▸ Aim:
Output the data word for word, dropping every image.

▸ Records:
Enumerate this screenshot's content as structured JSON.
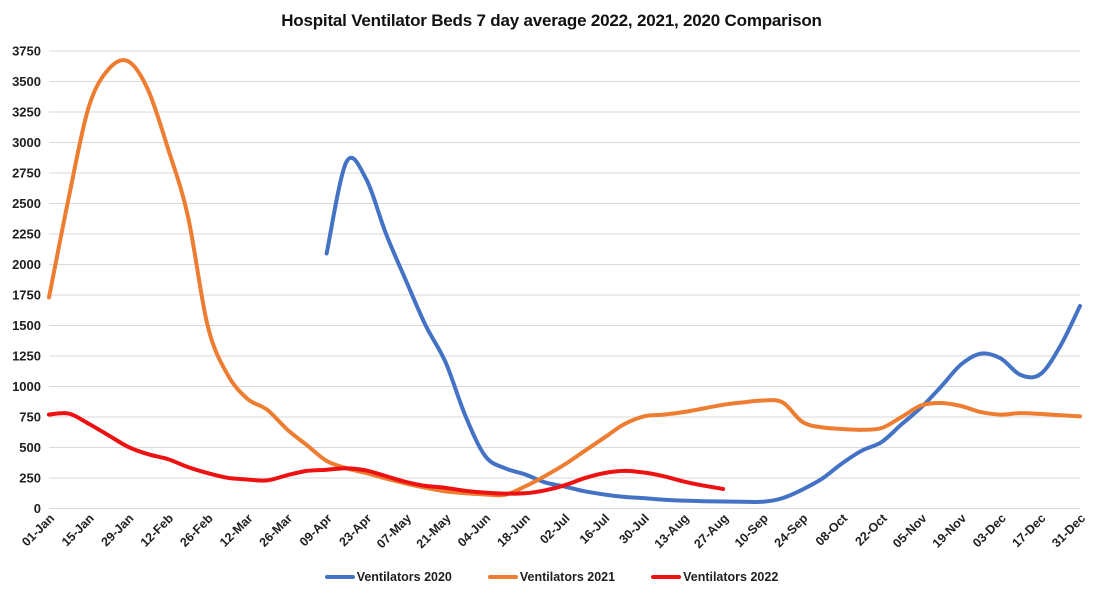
{
  "chart_data": {
    "type": "line",
    "title": "Hospital Ventilator Beds 7 day average 2022, 2021, 2020 Comparison",
    "xlabel": "",
    "ylabel": "",
    "ylim": [
      0,
      3750
    ],
    "y_ticks": [
      0,
      250,
      500,
      750,
      1000,
      1250,
      1500,
      1750,
      2000,
      2250,
      2500,
      2750,
      3000,
      3250,
      3500,
      3750
    ],
    "x_tick_labels": [
      "01-Jan",
      "15-Jan",
      "29-Jan",
      "12-Feb",
      "26-Feb",
      "12-Mar",
      "26-Mar",
      "09-Apr",
      "23-Apr",
      "07-May",
      "21-May",
      "04-Jun",
      "18-Jun",
      "02-Jul",
      "16-Jul",
      "30-Jul",
      "13-Aug",
      "27-Aug",
      "10-Sep",
      "24-Sep",
      "08-Oct",
      "22-Oct",
      "05-Nov",
      "19-Nov",
      "03-Dec",
      "17-Dec",
      "31-Dec"
    ],
    "x_tick_interval_days": 14,
    "x_max_day": 364,
    "grid": "horizontal",
    "gridline_color": "#d9d9d9",
    "text_color": "#1f1f1f",
    "background": "#ffffff",
    "legend_position": "bottom",
    "series": [
      {
        "name": "Ventilators 2020",
        "color": "#4472C4",
        "start_day": 98,
        "step_days": 7,
        "values": [
          2090,
          2840,
          2700,
          2250,
          1870,
          1500,
          1200,
          760,
          430,
          330,
          280,
          215,
          180,
          142,
          115,
          95,
          85,
          72,
          65,
          60,
          57,
          55,
          55,
          85,
          155,
          245,
          370,
          475,
          545,
          690,
          830,
          1000,
          1180,
          1270,
          1230,
          1095,
          1100,
          1330,
          1660
        ]
      },
      {
        "name": "Ventilators 2021",
        "color": "#ED7D31",
        "start_day": 0,
        "step_days": 7,
        "values": [
          1730,
          2550,
          3290,
          3600,
          3665,
          3430,
          2950,
          2400,
          1500,
          1100,
          900,
          810,
          650,
          520,
          390,
          330,
          290,
          245,
          205,
          170,
          140,
          125,
          115,
          112,
          180,
          265,
          360,
          470,
          580,
          690,
          755,
          770,
          790,
          820,
          850,
          870,
          885,
          870,
          710,
          665,
          652,
          645,
          660,
          750,
          845,
          865,
          840,
          790,
          770,
          782,
          775,
          765,
          755
        ]
      },
      {
        "name": "Ventilators 2022",
        "color": "#EE1111",
        "start_day": 0,
        "step_days": 7,
        "values": [
          770,
          778,
          695,
          600,
          505,
          445,
          405,
          340,
          290,
          252,
          238,
          230,
          272,
          308,
          318,
          330,
          312,
          265,
          218,
          185,
          170,
          145,
          130,
          122,
          125,
          148,
          190,
          248,
          290,
          308,
          295,
          265,
          222,
          188,
          160
        ]
      }
    ]
  }
}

▸ Complete output:
Enumerate this screenshot's content as structured JSON.
{
  "chart_data": {
    "type": "line",
    "title": "Hospital Ventilator Beds 7 day average 2022, 2021, 2020 Comparison",
    "xlabel": "",
    "ylabel": "",
    "ylim": [
      0,
      3750
    ],
    "y_ticks": [
      0,
      250,
      500,
      750,
      1000,
      1250,
      1500,
      1750,
      2000,
      2250,
      2500,
      2750,
      3000,
      3250,
      3500,
      3750
    ],
    "x_tick_labels": [
      "01-Jan",
      "15-Jan",
      "29-Jan",
      "12-Feb",
      "26-Feb",
      "12-Mar",
      "26-Mar",
      "09-Apr",
      "23-Apr",
      "07-May",
      "21-May",
      "04-Jun",
      "18-Jun",
      "02-Jul",
      "16-Jul",
      "30-Jul",
      "13-Aug",
      "27-Aug",
      "10-Sep",
      "24-Sep",
      "08-Oct",
      "22-Oct",
      "05-Nov",
      "19-Nov",
      "03-Dec",
      "17-Dec",
      "31-Dec"
    ],
    "x_tick_interval_days": 14,
    "x_max_day": 364,
    "grid": "horizontal",
    "gridline_color": "#d9d9d9",
    "text_color": "#1f1f1f",
    "background": "#ffffff",
    "legend_position": "bottom",
    "series": [
      {
        "name": "Ventilators 2020",
        "color": "#4472C4",
        "start_day": 98,
        "step_days": 7,
        "values": [
          2090,
          2840,
          2700,
          2250,
          1870,
          1500,
          1200,
          760,
          430,
          330,
          280,
          215,
          180,
          142,
          115,
          95,
          85,
          72,
          65,
          60,
          57,
          55,
          55,
          85,
          155,
          245,
          370,
          475,
          545,
          690,
          830,
          1000,
          1180,
          1270,
          1230,
          1095,
          1100,
          1330,
          1660
        ]
      },
      {
        "name": "Ventilators 2021",
        "color": "#ED7D31",
        "start_day": 0,
        "step_days": 7,
        "values": [
          1730,
          2550,
          3290,
          3600,
          3665,
          3430,
          2950,
          2400,
          1500,
          1100,
          900,
          810,
          650,
          520,
          390,
          330,
          290,
          245,
          205,
          170,
          140,
          125,
          115,
          112,
          180,
          265,
          360,
          470,
          580,
          690,
          755,
          770,
          790,
          820,
          850,
          870,
          885,
          870,
          710,
          665,
          652,
          645,
          660,
          750,
          845,
          865,
          840,
          790,
          770,
          782,
          775,
          765,
          755
        ]
      },
      {
        "name": "Ventilators 2022",
        "color": "#EE1111",
        "start_day": 0,
        "step_days": 7,
        "values": [
          770,
          778,
          695,
          600,
          505,
          445,
          405,
          340,
          290,
          252,
          238,
          230,
          272,
          308,
          318,
          330,
          312,
          265,
          218,
          185,
          170,
          145,
          130,
          122,
          125,
          148,
          190,
          248,
          290,
          308,
          295,
          265,
          222,
          188,
          160
        ]
      }
    ]
  }
}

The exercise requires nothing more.